Exactly reproduce each record listed below.

[Entries taken from a collection]
• • •

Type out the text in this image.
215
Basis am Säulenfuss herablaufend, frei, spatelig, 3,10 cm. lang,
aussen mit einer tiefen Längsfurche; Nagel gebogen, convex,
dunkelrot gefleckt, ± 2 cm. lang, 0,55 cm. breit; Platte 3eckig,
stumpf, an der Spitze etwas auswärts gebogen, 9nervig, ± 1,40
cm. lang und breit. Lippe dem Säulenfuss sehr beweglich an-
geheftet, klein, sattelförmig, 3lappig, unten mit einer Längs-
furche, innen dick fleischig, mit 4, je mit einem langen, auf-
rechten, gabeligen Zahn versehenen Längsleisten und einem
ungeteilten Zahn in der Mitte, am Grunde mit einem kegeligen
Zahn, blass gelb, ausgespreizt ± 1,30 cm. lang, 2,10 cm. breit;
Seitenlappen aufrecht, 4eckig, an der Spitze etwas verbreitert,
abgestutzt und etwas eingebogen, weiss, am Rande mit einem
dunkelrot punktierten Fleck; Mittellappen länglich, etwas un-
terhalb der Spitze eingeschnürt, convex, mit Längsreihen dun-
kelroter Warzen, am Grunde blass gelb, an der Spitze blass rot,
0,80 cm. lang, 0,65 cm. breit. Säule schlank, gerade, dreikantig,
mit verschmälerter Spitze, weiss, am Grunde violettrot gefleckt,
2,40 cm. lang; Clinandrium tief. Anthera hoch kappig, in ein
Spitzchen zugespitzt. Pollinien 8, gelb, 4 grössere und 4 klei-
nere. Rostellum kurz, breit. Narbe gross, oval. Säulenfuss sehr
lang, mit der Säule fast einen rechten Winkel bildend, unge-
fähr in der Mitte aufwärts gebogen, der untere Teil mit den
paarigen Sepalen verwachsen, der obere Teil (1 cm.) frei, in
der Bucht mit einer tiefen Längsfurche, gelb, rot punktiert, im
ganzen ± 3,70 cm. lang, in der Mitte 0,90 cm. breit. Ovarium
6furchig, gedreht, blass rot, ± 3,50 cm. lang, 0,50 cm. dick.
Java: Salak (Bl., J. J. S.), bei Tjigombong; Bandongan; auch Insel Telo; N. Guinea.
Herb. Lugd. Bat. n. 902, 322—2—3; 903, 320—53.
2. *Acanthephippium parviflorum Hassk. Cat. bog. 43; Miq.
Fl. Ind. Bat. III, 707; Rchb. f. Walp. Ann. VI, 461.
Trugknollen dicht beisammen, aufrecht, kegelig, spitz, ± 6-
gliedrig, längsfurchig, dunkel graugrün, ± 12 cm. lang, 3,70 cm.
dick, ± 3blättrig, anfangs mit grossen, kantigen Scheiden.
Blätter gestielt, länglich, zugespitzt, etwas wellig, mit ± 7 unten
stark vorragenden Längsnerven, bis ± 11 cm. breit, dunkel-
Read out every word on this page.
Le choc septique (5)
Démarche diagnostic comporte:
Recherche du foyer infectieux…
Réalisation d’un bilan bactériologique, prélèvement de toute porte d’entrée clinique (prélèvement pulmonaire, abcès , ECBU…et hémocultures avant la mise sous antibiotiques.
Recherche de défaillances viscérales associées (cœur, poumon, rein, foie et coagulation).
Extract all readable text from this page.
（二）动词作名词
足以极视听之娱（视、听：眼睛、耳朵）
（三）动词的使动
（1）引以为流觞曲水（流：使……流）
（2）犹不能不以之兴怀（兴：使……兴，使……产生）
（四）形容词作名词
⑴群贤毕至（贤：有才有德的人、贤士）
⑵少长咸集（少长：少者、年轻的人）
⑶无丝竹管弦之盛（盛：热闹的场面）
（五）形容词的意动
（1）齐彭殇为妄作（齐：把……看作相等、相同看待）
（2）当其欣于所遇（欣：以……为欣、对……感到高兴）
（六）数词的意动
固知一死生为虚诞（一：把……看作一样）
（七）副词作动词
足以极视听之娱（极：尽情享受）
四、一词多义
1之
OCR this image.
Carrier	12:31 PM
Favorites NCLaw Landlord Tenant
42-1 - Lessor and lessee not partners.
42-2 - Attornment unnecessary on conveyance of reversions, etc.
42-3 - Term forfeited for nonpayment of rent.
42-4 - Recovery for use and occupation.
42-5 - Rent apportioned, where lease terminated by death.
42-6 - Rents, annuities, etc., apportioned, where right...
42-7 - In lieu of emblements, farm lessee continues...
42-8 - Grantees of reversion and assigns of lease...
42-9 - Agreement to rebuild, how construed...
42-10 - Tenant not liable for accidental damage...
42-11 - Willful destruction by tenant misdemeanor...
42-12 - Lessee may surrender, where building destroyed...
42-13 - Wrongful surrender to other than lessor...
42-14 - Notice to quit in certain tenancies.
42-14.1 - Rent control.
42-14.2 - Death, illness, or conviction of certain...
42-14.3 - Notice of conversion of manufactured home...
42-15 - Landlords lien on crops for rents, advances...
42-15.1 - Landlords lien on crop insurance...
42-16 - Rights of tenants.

• • •

● **COMPLETED TASK**
Type out the text in this image.
215
Basis am Säulenfuss herablaufend, frei, spatelig, 3,10 cm. lang,
aussen mit einer tiefen Längsfurche; Nagel gebogen, convex,
dunkelrot gefleckt, ± 2 cm. lang, 0,55 cm. breit; Platte 3eckig,
stumpf, an der Spitze etwas auswärts gebogen, 9nervig, ± 1,40
cm. lang und breit. Lippe dem Säulenfuss sehr beweglich an-
geheftet, klein, sattelförmig, 3lappig, unten mit einer Längs-
furche, innen dick fleischig, mit 4, je mit einem langen, auf-
rechten, gabeligen Zahn versehenen Längsleisten und einem
ungeteilten Zahn in der Mitte, am Grunde mit einem kegeligen
Zahn, blass gelb, ausgespreizt ± 1,30 cm. lang, 2,10 cm. breit;
Seitenlappen aufrecht, 4eckig, an der Spitze etwas verbreitert,
abgestutzt und etwas eingebogen, weiss, am Rande mit einem
dunkelrot punktierten Fleck; Mittellappen länglich, etwas un-
terhalb der Spitze eingeschnürt, convex, mit Längsreihen dun-
kelroter Warzen, am Grunde blass gelb, an der Spitze blass rot,
0,80 cm. lang, 0,65 cm. breit. Säule schlank, gerade, dreikantig,
mit verschmälerter Spitze, weiss, am Grunde violettrot gefleckt,
2,40 cm. lang; Clinandrium tief. Anthera hoch kappig, in ein
Spitzchen zugespitzt. Pollinien 8, gelb, 4 grössere und 4 klei-
nere. Rostellum kurz, breit. Narbe gross, oval. Säulenfuss sehr
lang, mit der Säule fast einen rechten Winkel bildend, unge-
fähr in der Mitte aufwärts gebogen, der untere Teil mit den
paarigen Sepalen verwachsen, der obere Teil (1 cm.) frei, in
der Bucht mit einer tiefen Längsfurche, gelb, rot punktiert, im
ganzen ± 3,70 cm. lang, in der Mitte 0,90 cm. breit. Ovarium
6furchig, gedreht, blass rot, ± 3,50 cm. lang, 0,50 cm. dick.
Java: Salak (Bl., J. J. S.), bei Tjigombong; Bandongan; auch Insel Telo; N. Guinea.
Herb. Lugd. Bat. n. 902, 322—2—3; 903, 320—53.
2. *Acanthephippium parviflorum Hassk. Cat. bog. 43; Miq.
Fl. Ind. Bat. III, 707; Rchb. f. Walp. Ann. VI, 461.
Trugknollen dicht beisammen, aufrecht, kegelig, spitz, ± 6-
gliedrig, längsfurchig, dunkel graugrün, ± 12 cm. lang, 3,70 cm.
dick, ± 3blättrig, anfangs mit grossen, kantigen Scheiden.
Blätter gestielt, länglich, zugespitzt, etwas wellig, mit ± 7 unten
stark vorragenden Längsnerven, bis ± 11 cm. breit, dunkel-
Read out every word on this page.
Le choc septique (5)
Démarche diagnostic comporte:
Recherche du foyer infectieux…
Réalisation d’un bilan bactériologique, prélèvement de toute porte d’entrée clinique (prélèvement pulmonaire, abcès , ECBU…et hémocultures avant la mise sous antibiotiques.
Recherche de défaillances viscérales associées (cœur, poumon, rein, foie et coagulation).
Extract all readable text from this page.
（二）动词作名词
足以极视听之娱（视、听：眼睛、耳朵）
（三）动词的使动
（1）引以为流觞曲水（流：使……流）
（2）犹不能不以之兴怀（兴：使……兴，使……产生）
（四）形容词作名词
⑴群贤毕至（贤：有才有德的人、贤士）
⑵少长咸集（少长：少者、年轻的人）
⑶无丝竹管弦之盛（盛：热闹的场面）
（五）形容词的意动
（1）齐彭殇为妄作（齐：把……看作相等、相同看待）
（2）当其欣于所遇（欣：以……为欣、对……感到高兴）
（六）数词的意动
固知一死生为虚诞（一：把……看作一样）
（七）副词作动词
足以极视听之娱（极：尽情享受）
四、一词多义
1之
OCR this image.
Carrier	12:31 PM
Favorites NCLaw Landlord Tenant
42-1 - Lessor and lessee not partners.
42-2 - Attornment unnecessary on conveyance of reversions, etc.
42-3 - Term forfeited for nonpayment of rent.
42-4 - Recovery for use and occupation.
42-5 - Rent apportioned, where lease terminated by death.
42-6 - Rents, annuities, etc., apportioned, where right...
42-7 - In lieu of emblements, farm lessee continues...
42-8 - Grantees of reversion and assigns of lease...
42-9 - Agreement to rebuild, how construed...
42-10 - Tenant not liable for accidental damage...
42-11 - Willful destruction by tenant misdemeanor...
42-12 - Lessee may surrender, where building destroyed...
42-13 - Wrongful surrender to other than lessor...
42-14 - Notice to quit in certain tenancies.
42-14.1 - Rent control.
42-14.2 - Death, illness, or conviction of certain...
42-14.3 - Notice of conversion of manufactured home...
42-15 - Landlords lien on crops for rents, advances...
42-15.1 - Landlords lien on crop insurance...
42-16 - Rights of tenants.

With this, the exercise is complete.